• EXERCISE TASK
Output all the entries word for word. Omit the pictures.

• DATASET
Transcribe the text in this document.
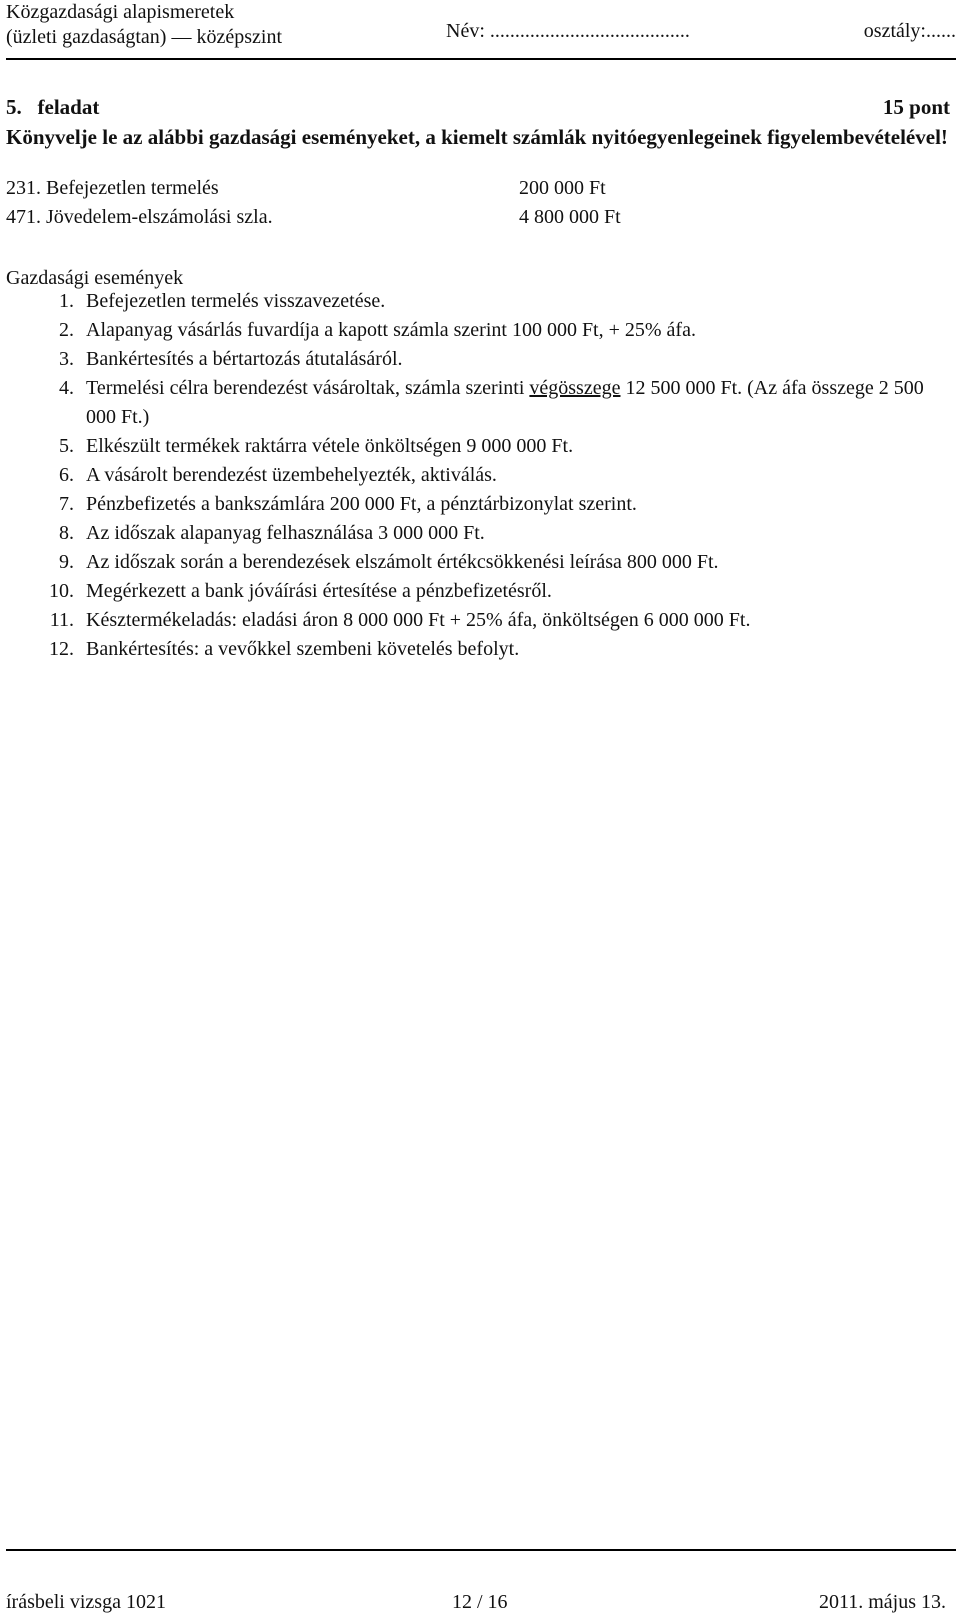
Közgazdasági alapismeretek
(üzleti gazdaságtan) — középszint	Név: ........................................	osztály:......
5.   feladat	15 pont
Könyvelje le az alábbi gazdasági eseményeket, a kiemelt számlák nyitóegyenlegeinek figyelembevételével!
231. Befejezetlen termelés	200 000 Ft
471. Jövedelem-elszámolási szla.	4 800 000 Ft
Gazdasági események
1. Befejezetlen termelés visszavezetése.
2. Alapanyag vásárlás fuvardíja a kapott számla szerint 100 000 Ft, + 25% áfa.
3. Bankértesítés a bértartozás átutalásáról.
4. Termelési célra berendezést vásároltak, számla szerinti végösszege 12 500 000 Ft. (Az áfa összege 2 500 000 Ft.)
5. Elkészült termékek raktárra vétele önköltségen 9 000 000 Ft.
6. A vásárolt berendezést üzembehelyezték, aktiválás.
7. Pénzbefizetés a bankszámlára 200 000 Ft, a pénztárbizonylat szerint.
8. Az időszak alapanyag felhasználása 3 000 000 Ft.
9. Az időszak során a berendezések elszámolt értékcsökkenési leírása 800 000 Ft.
10. Megérkezett a bank jóváírási értesítése a pénzbefizetésről.
11. Késztermékeladás: eladási áron 8 000 000 Ft + 25% áfa, önköltségen 6 000 000 Ft.
12. Bankértesítés: a vevőkkel szembeni követelés befolyt.
írásbeli vizsga 1021	12 / 16	2011. május 13.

• TASK OUTPUT
Transcribe the text in this document.
Közgazdasági alapismeretek
(üzleti gazdaságtan) — középszint	Név: ........................................	osztály:......
5.   feladat	15 pont
Könyvelje le az alábbi gazdasági eseményeket, a kiemelt számlák nyitóegyenlegeinek figyelembevételével!
231. Befejezetlen termelés	200 000 Ft
471. Jövedelem-elszámolási szla.	4 800 000 Ft
Gazdasági események
1. Befejezetlen termelés visszavezetése.
2. Alapanyag vásárlás fuvardíja a kapott számla szerint 100 000 Ft, + 25% áfa.
3. Bankértesítés a bértartozás átutalásáról.
4. Termelési célra berendezést vásároltak, számla szerinti végösszege 12 500 000 Ft. (Az áfa összege 2 500 000 Ft.)
5. Elkészült termékek raktárra vétele önköltségen 9 000 000 Ft.
6. A vásárolt berendezést üzembehelyezték, aktiválás.
7. Pénzbefizetés a bankszámlára 200 000 Ft, a pénztárbizonylat szerint.
8. Az időszak alapanyag felhasználása 3 000 000 Ft.
9. Az időszak során a berendezések elszámolt értékcsökkenési leírása 800 000 Ft.
10. Megérkezett a bank jóváírási értesítése a pénzbefizetésről.
11. Késztermékeladás: eladási áron 8 000 000 Ft + 25% áfa, önköltségen 6 000 000 Ft.
12. Bankértesítés: a vevőkkel szembeni követelés befolyt.
írásbeli vizsga 1021	12 / 16	2011. május 13.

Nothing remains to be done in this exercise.